▸ **Description of the task**
Output the data word for word, dropping every image.

▸ **Provided entries**
__________________________________________________
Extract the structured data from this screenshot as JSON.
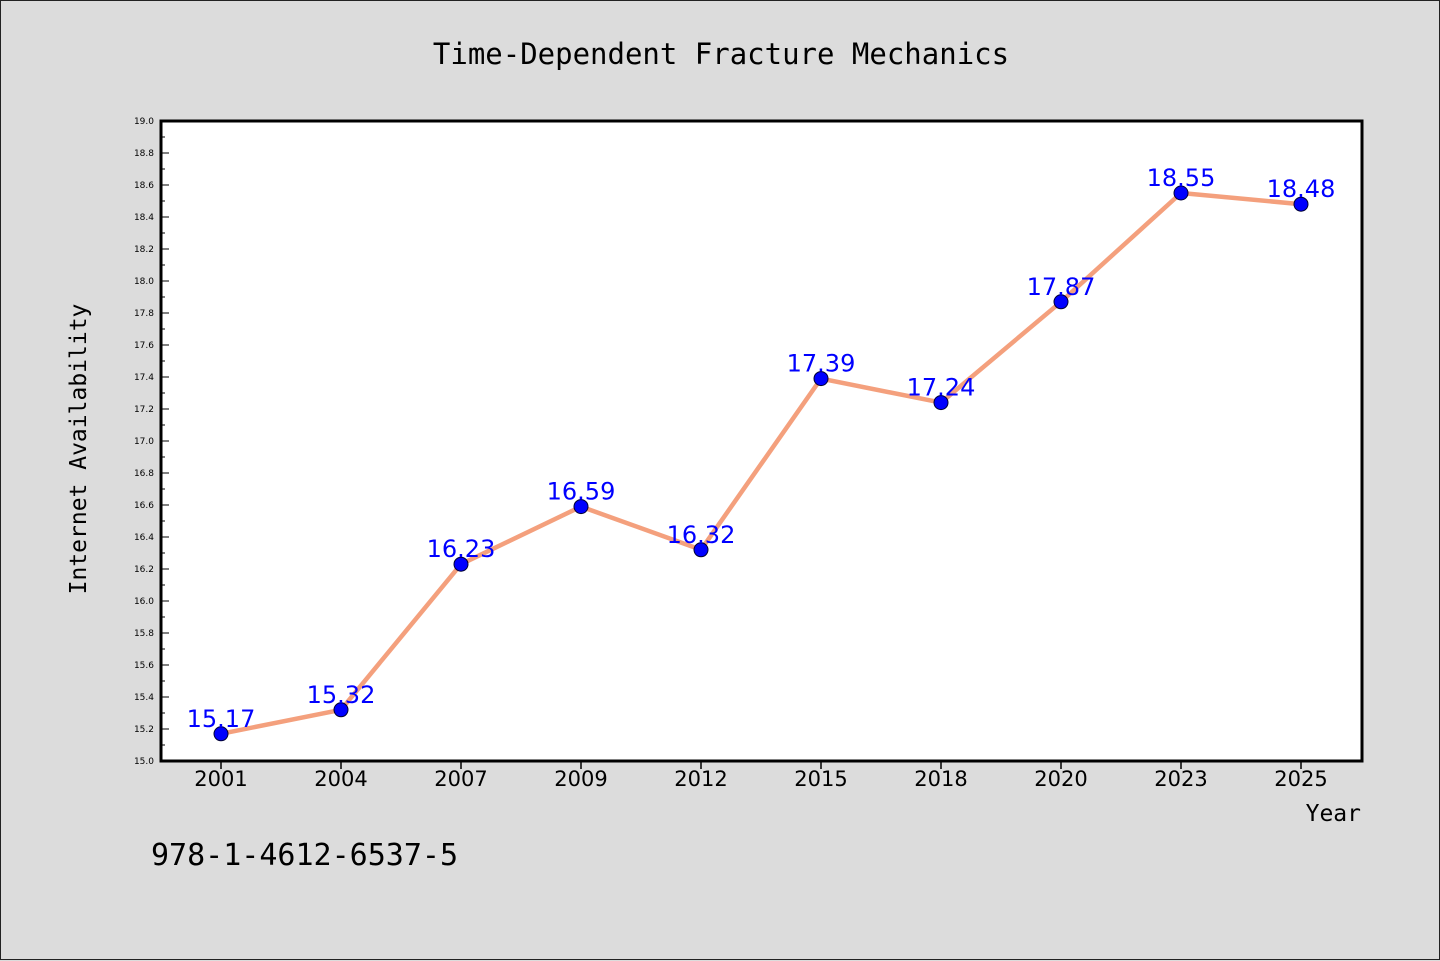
{
  "chart_data": {
    "type": "line",
    "title": "Time-Dependent Fracture Mechanics",
    "xlabel": "Year",
    "ylabel": "Internet Availability",
    "categories": [
      "2001",
      "2004",
      "2007",
      "2009",
      "2012",
      "2015",
      "2018",
      "2020",
      "2023",
      "2025"
    ],
    "series": [
      {
        "values": [
          15.17,
          15.32,
          16.23,
          16.59,
          16.32,
          17.39,
          17.24,
          17.87,
          18.55,
          18.48
        ],
        "line_color": "#f4a07d",
        "marker_color": "#0000ff"
      }
    ],
    "data_labels": [
      "15.17",
      "15.32",
      "16.23",
      "16.59",
      "16.32",
      "17.39",
      "17.24",
      "17.87",
      "18.55",
      "18.48"
    ],
    "ylim": [
      15.0,
      19.0
    ],
    "yticks": [
      "15.0",
      "15.2",
      "15.4",
      "15.6",
      "15.8",
      "16.0",
      "16.2",
      "16.4",
      "16.6",
      "16.8",
      "17.0",
      "17.2",
      "17.4",
      "17.6",
      "17.8",
      "18.0",
      "18.2",
      "18.4",
      "18.6",
      "18.8",
      "19.0"
    ],
    "grid": false,
    "legend": "none"
  },
  "footnote": "978-1-4612-6537-5",
  "colors": {
    "background": "#dcdcdc",
    "plot_background": "#ffffff",
    "line": "#f4a07d",
    "marker": "#0000ff",
    "label": "#0000ff"
  }
}
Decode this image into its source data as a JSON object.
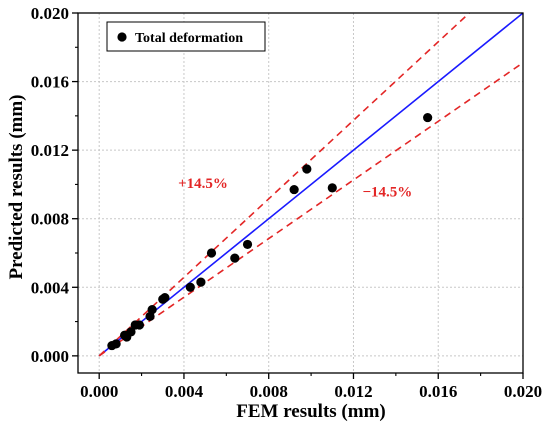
{
  "chart_data": {
    "type": "scatter",
    "xlabel": "FEM results (mm)",
    "ylabel": "Predicted results (mm)",
    "xlim": [
      -0.001,
      0.02
    ],
    "ylim": [
      -0.001,
      0.02
    ],
    "x_ticks": [
      "0.000",
      "0.004",
      "0.008",
      "0.012",
      "0.016",
      "0.020"
    ],
    "y_ticks": [
      "0.000",
      "0.004",
      "0.008",
      "0.012",
      "0.016",
      "0.020"
    ],
    "x_tick_values": [
      0,
      0.004,
      0.008,
      0.012,
      0.016,
      0.02
    ],
    "y_tick_values": [
      0,
      0.004,
      0.008,
      0.012,
      0.016,
      0.02
    ],
    "grid": true,
    "legend_position": "top-left",
    "series": [
      {
        "name": "Total deformation",
        "color": "#000000",
        "marker": "circle",
        "points": [
          {
            "x": 0.0006,
            "y": 0.0006
          },
          {
            "x": 0.0008,
            "y": 0.0007
          },
          {
            "x": 0.0012,
            "y": 0.0012
          },
          {
            "x": 0.0013,
            "y": 0.0011
          },
          {
            "x": 0.0015,
            "y": 0.0014
          },
          {
            "x": 0.0017,
            "y": 0.0018
          },
          {
            "x": 0.0019,
            "y": 0.0018
          },
          {
            "x": 0.0024,
            "y": 0.0023
          },
          {
            "x": 0.0025,
            "y": 0.0027
          },
          {
            "x": 0.003,
            "y": 0.0033
          },
          {
            "x": 0.0031,
            "y": 0.0034
          },
          {
            "x": 0.0043,
            "y": 0.004
          },
          {
            "x": 0.0048,
            "y": 0.0043
          },
          {
            "x": 0.0053,
            "y": 0.006
          },
          {
            "x": 0.0064,
            "y": 0.0057
          },
          {
            "x": 0.007,
            "y": 0.0065
          },
          {
            "x": 0.0092,
            "y": 0.0097
          },
          {
            "x": 0.0098,
            "y": 0.0109
          },
          {
            "x": 0.011,
            "y": 0.0098
          },
          {
            "x": 0.0155,
            "y": 0.0139
          }
        ]
      }
    ],
    "reference_lines": [
      {
        "slope": 1.0,
        "color": "#1a1aff",
        "style": "solid"
      },
      {
        "slope": 1.145,
        "color": "#e32626",
        "style": "dashed"
      },
      {
        "slope": 0.855,
        "color": "#e32626",
        "style": "dashed"
      }
    ],
    "annotations": [
      {
        "text": "+14.5%",
        "x": 0.0049,
        "y": 0.0098,
        "color": "#e32626"
      },
      {
        "text": "−14.5%",
        "x": 0.0136,
        "y": 0.0093,
        "color": "#e32626"
      }
    ]
  }
}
__________________________________________________
▸ **Answer to the problem**
Extract the structured data from this screenshot as JSON.
{
  "chart_data": {
    "type": "line",
    "title": "Time-Dependent Fracture Mechanics",
    "xlabel": "Year",
    "ylabel": "Internet Availability",
    "categories": [
      "2001",
      "2004",
      "2007",
      "2009",
      "2012",
      "2015",
      "2018",
      "2020",
      "2023",
      "2025"
    ],
    "series": [
      {
        "values": [
          15.17,
          15.32,
          16.23,
          16.59,
          16.32,
          17.39,
          17.24,
          17.87,
          18.55,
          18.48
        ],
        "line_color": "#f4a07d",
        "marker_color": "#0000ff"
      }
    ],
    "data_labels": [
      "15.17",
      "15.32",
      "16.23",
      "16.59",
      "16.32",
      "17.39",
      "17.24",
      "17.87",
      "18.55",
      "18.48"
    ],
    "ylim": [
      15.0,
      19.0
    ],
    "yticks": [
      "15.0",
      "15.2",
      "15.4",
      "15.6",
      "15.8",
      "16.0",
      "16.2",
      "16.4",
      "16.6",
      "16.8",
      "17.0",
      "17.2",
      "17.4",
      "17.6",
      "17.8",
      "18.0",
      "18.2",
      "18.4",
      "18.6",
      "18.8",
      "19.0"
    ],
    "grid": false,
    "legend": "none"
  },
  "footnote": "978-1-4612-6537-5",
  "colors": {
    "background": "#dcdcdc",
    "plot_background": "#ffffff",
    "line": "#f4a07d",
    "marker": "#0000ff",
    "label": "#0000ff"
  }
}
Decode this image into its source data as a JSON object.
{
  "chart_data": {
    "type": "scatter",
    "xlabel": "FEM results (mm)",
    "ylabel": "Predicted results (mm)",
    "xlim": [
      -0.001,
      0.02
    ],
    "ylim": [
      -0.001,
      0.02
    ],
    "x_ticks": [
      "0.000",
      "0.004",
      "0.008",
      "0.012",
      "0.016",
      "0.020"
    ],
    "y_ticks": [
      "0.000",
      "0.004",
      "0.008",
      "0.012",
      "0.016",
      "0.020"
    ],
    "x_tick_values": [
      0,
      0.004,
      0.008,
      0.012,
      0.016,
      0.02
    ],
    "y_tick_values": [
      0,
      0.004,
      0.008,
      0.012,
      0.016,
      0.02
    ],
    "grid": true,
    "legend_position": "top-left",
    "series": [
      {
        "name": "Total deformation",
        "color": "#000000",
        "marker": "circle",
        "points": [
          {
            "x": 0.0006,
            "y": 0.0006
          },
          {
            "x": 0.0008,
            "y": 0.0007
          },
          {
            "x": 0.0012,
            "y": 0.0012
          },
          {
            "x": 0.0013,
            "y": 0.0011
          },
          {
            "x": 0.0015,
            "y": 0.0014
          },
          {
            "x": 0.0017,
            "y": 0.0018
          },
          {
            "x": 0.0019,
            "y": 0.0018
          },
          {
            "x": 0.0024,
            "y": 0.0023
          },
          {
            "x": 0.0025,
            "y": 0.0027
          },
          {
            "x": 0.003,
            "y": 0.0033
          },
          {
            "x": 0.0031,
            "y": 0.0034
          },
          {
            "x": 0.0043,
            "y": 0.004
          },
          {
            "x": 0.0048,
            "y": 0.0043
          },
          {
            "x": 0.0053,
            "y": 0.006
          },
          {
            "x": 0.0064,
            "y": 0.0057
          },
          {
            "x": 0.007,
            "y": 0.0065
          },
          {
            "x": 0.0092,
            "y": 0.0097
          },
          {
            "x": 0.0098,
            "y": 0.0109
          },
          {
            "x": 0.011,
            "y": 0.0098
          },
          {
            "x": 0.0155,
            "y": 0.0139
          }
        ]
      }
    ],
    "reference_lines": [
      {
        "slope": 1.0,
        "color": "#1a1aff",
        "style": "solid"
      },
      {
        "slope": 1.145,
        "color": "#e32626",
        "style": "dashed"
      },
      {
        "slope": 0.855,
        "color": "#e32626",
        "style": "dashed"
      }
    ],
    "annotations": [
      {
        "text": "+14.5%",
        "x": 0.0049,
        "y": 0.0098,
        "color": "#e32626"
      },
      {
        "text": "−14.5%",
        "x": 0.0136,
        "y": 0.0093,
        "color": "#e32626"
      }
    ]
  }
}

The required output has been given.